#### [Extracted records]
***
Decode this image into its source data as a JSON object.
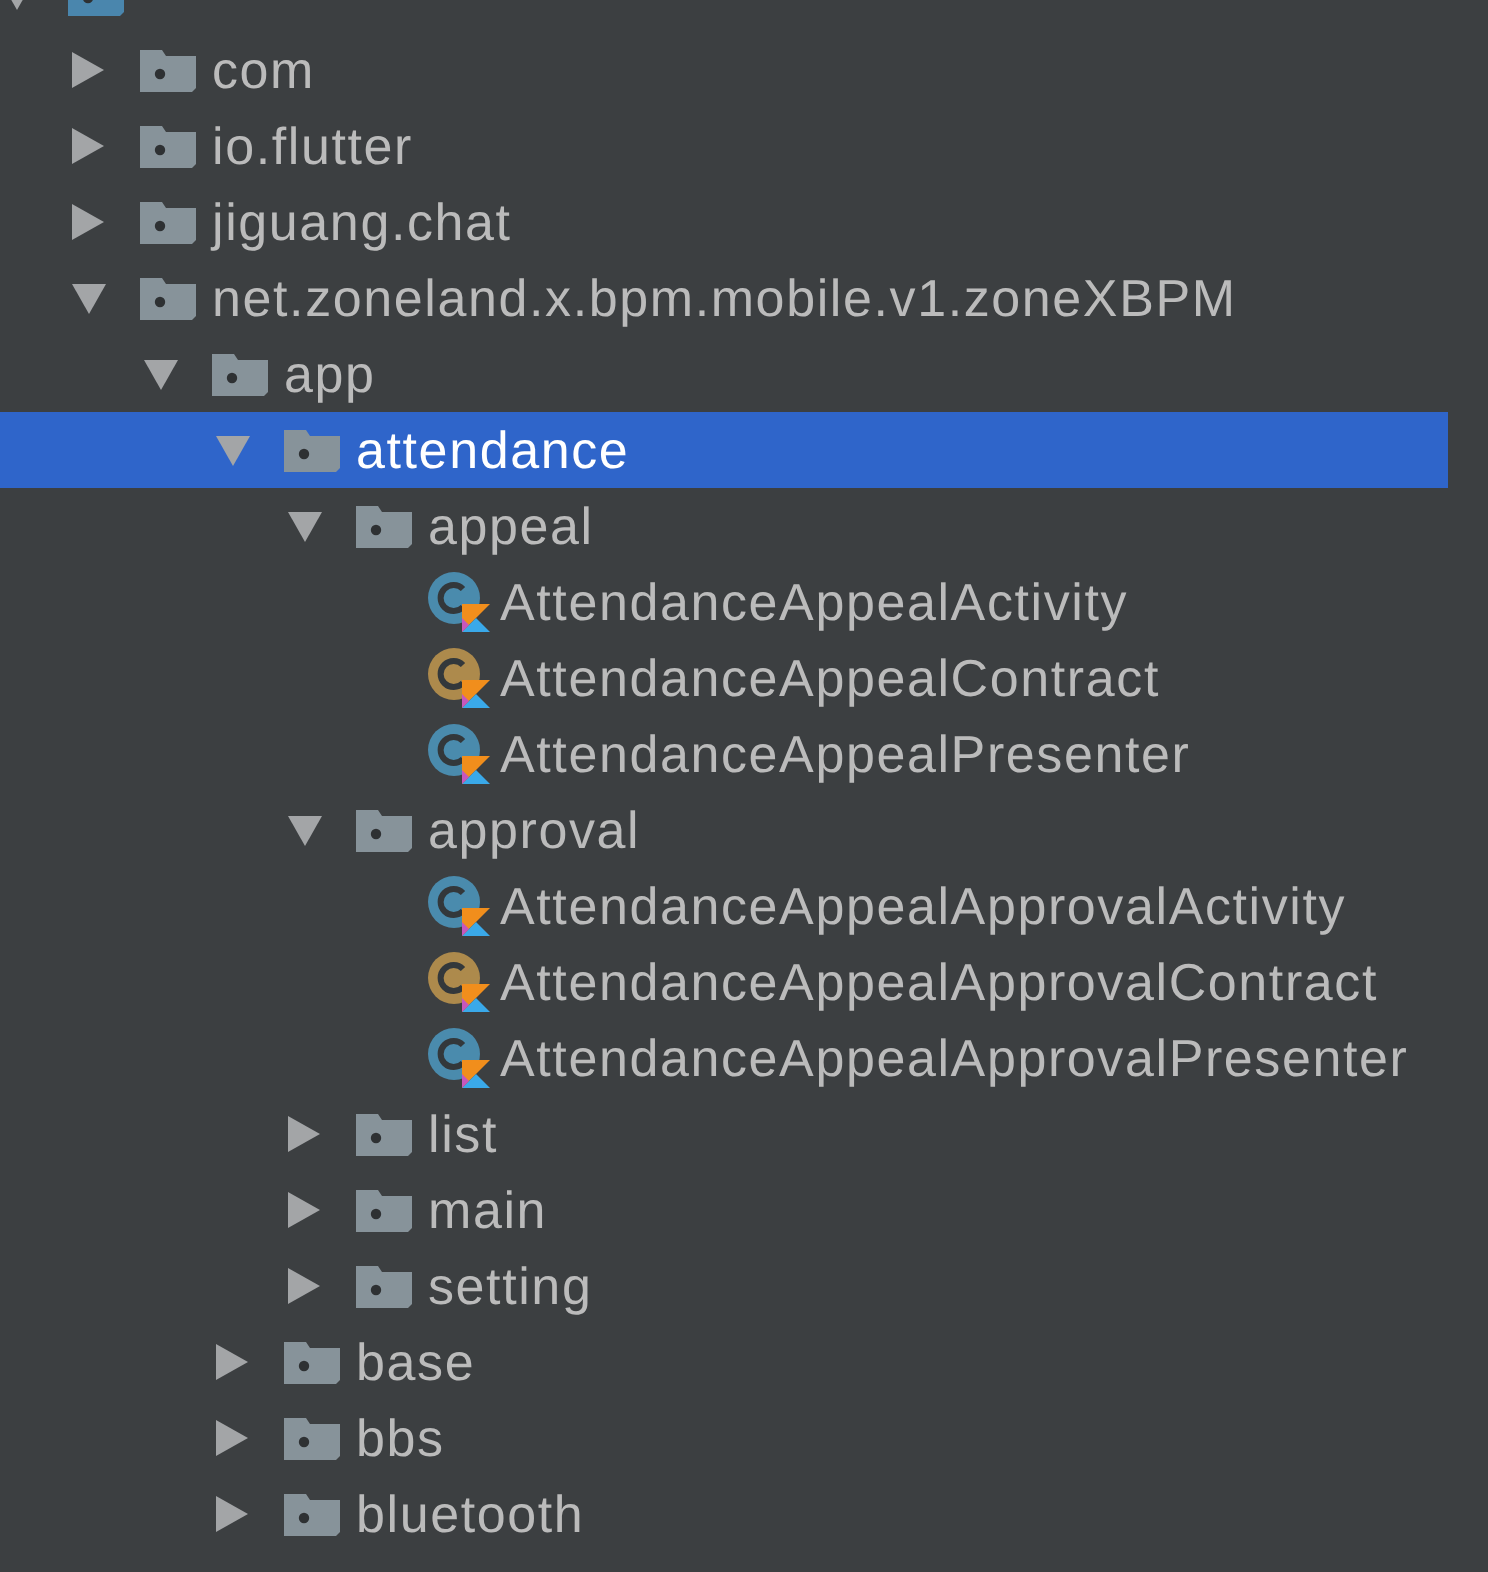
{
  "tree": [
    {
      "kind": "source-folder",
      "expanded": true,
      "selected": false,
      "children": [
        {
          "kind": "folder",
          "label": "com",
          "expanded": false,
          "selected": false
        },
        {
          "kind": "folder",
          "label": "io.flutter",
          "expanded": false,
          "selected": false
        },
        {
          "kind": "folder",
          "label": "jiguang.chat",
          "expanded": false,
          "selected": false
        },
        {
          "kind": "folder",
          "label": "net.zoneland.x.bpm.mobile.v1.zoneXBPM",
          "expanded": true,
          "selected": false,
          "children": [
            {
              "kind": "folder",
              "label": "app",
              "expanded": true,
              "selected": false,
              "children": [
                {
                  "kind": "folder",
                  "label": "attendance",
                  "expanded": true,
                  "selected": true,
                  "children": [
                    {
                      "kind": "folder",
                      "label": "appeal",
                      "expanded": true,
                      "selected": false,
                      "children": [
                        {
                          "kind": "file",
                          "label": "AttendanceAppealActivity",
                          "color": "#4a8bad",
                          "selected": false
                        },
                        {
                          "kind": "file",
                          "label": "AttendanceAppealContract",
                          "color": "#ad8a4c",
                          "selected": false
                        },
                        {
                          "kind": "file",
                          "label": "AttendanceAppealPresenter",
                          "color": "#4a8bad",
                          "selected": false
                        }
                      ]
                    },
                    {
                      "kind": "folder",
                      "label": "approval",
                      "expanded": true,
                      "selected": false,
                      "children": [
                        {
                          "kind": "file",
                          "label": "AttendanceAppealApprovalActivity",
                          "color": "#4a8bad",
                          "selected": false
                        },
                        {
                          "kind": "file",
                          "label": "AttendanceAppealApprovalContract",
                          "color": "#ad8a4c",
                          "selected": false
                        },
                        {
                          "kind": "file",
                          "label": "AttendanceAppealApprovalPresenter",
                          "color": "#4a8bad",
                          "selected": false
                        }
                      ]
                    },
                    {
                      "kind": "folder",
                      "label": "list",
                      "expanded": false,
                      "selected": false
                    },
                    {
                      "kind": "folder",
                      "label": "main",
                      "expanded": false,
                      "selected": false
                    },
                    {
                      "kind": "folder",
                      "label": "setting",
                      "expanded": false,
                      "selected": false
                    }
                  ]
                },
                {
                  "kind": "folder",
                  "label": "base",
                  "expanded": false,
                  "selected": false
                },
                {
                  "kind": "folder",
                  "label": "bbs",
                  "expanded": false,
                  "selected": false
                },
                {
                  "kind": "folder",
                  "label": "bluetooth",
                  "expanded": false,
                  "selected": false
                }
              ]
            }
          ]
        }
      ]
    }
  ]
}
***
#### [EXERCISE BRIEF]
Send back the data above word for word, with the pictures left out.

#### [RESPONSE TO THE EXERCISE]
Decode this image into its source data as a JSON object.
{
  "tree": [
    {
      "kind": "source-folder",
      "expanded": true,
      "selected": false,
      "children": [
        {
          "kind": "folder",
          "label": "com",
          "expanded": false,
          "selected": false
        },
        {
          "kind": "folder",
          "label": "io.flutter",
          "expanded": false,
          "selected": false
        },
        {
          "kind": "folder",
          "label": "jiguang.chat",
          "expanded": false,
          "selected": false
        },
        {
          "kind": "folder",
          "label": "net.zoneland.x.bpm.mobile.v1.zoneXBPM",
          "expanded": true,
          "selected": false,
          "children": [
            {
              "kind": "folder",
              "label": "app",
              "expanded": true,
              "selected": false,
              "children": [
                {
                  "kind": "folder",
                  "label": "attendance",
                  "expanded": true,
                  "selected": true,
                  "children": [
                    {
                      "kind": "folder",
                      "label": "appeal",
                      "expanded": true,
                      "selected": false,
                      "children": [
                        {
                          "kind": "file",
                          "label": "AttendanceAppealActivity",
                          "color": "#4a8bad",
                          "selected": false
                        },
                        {
                          "kind": "file",
                          "label": "AttendanceAppealContract",
                          "color": "#ad8a4c",
                          "selected": false
                        },
                        {
                          "kind": "file",
                          "label": "AttendanceAppealPresenter",
                          "color": "#4a8bad",
                          "selected": false
                        }
                      ]
                    },
                    {
                      "kind": "folder",
                      "label": "approval",
                      "expanded": true,
                      "selected": false,
                      "children": [
                        {
                          "kind": "file",
                          "label": "AttendanceAppealApprovalActivity",
                          "color": "#4a8bad",
                          "selected": false
                        },
                        {
                          "kind": "file",
                          "label": "AttendanceAppealApprovalContract",
                          "color": "#ad8a4c",
                          "selected": false
                        },
                        {
                          "kind": "file",
                          "label": "AttendanceAppealApprovalPresenter",
                          "color": "#4a8bad",
                          "selected": false
                        }
                      ]
                    },
                    {
                      "kind": "folder",
                      "label": "list",
                      "expanded": false,
                      "selected": false
                    },
                    {
                      "kind": "folder",
                      "label": "main",
                      "expanded": false,
                      "selected": false
                    },
                    {
                      "kind": "folder",
                      "label": "setting",
                      "expanded": false,
                      "selected": false
                    }
                  ]
                },
                {
                  "kind": "folder",
                  "label": "base",
                  "expanded": false,
                  "selected": false
                },
                {
                  "kind": "folder",
                  "label": "bbs",
                  "expanded": false,
                  "selected": false
                },
                {
                  "kind": "folder",
                  "label": "bluetooth",
                  "expanded": false,
                  "selected": false
                }
              ]
            }
          ]
        }
      ]
    }
  ]
}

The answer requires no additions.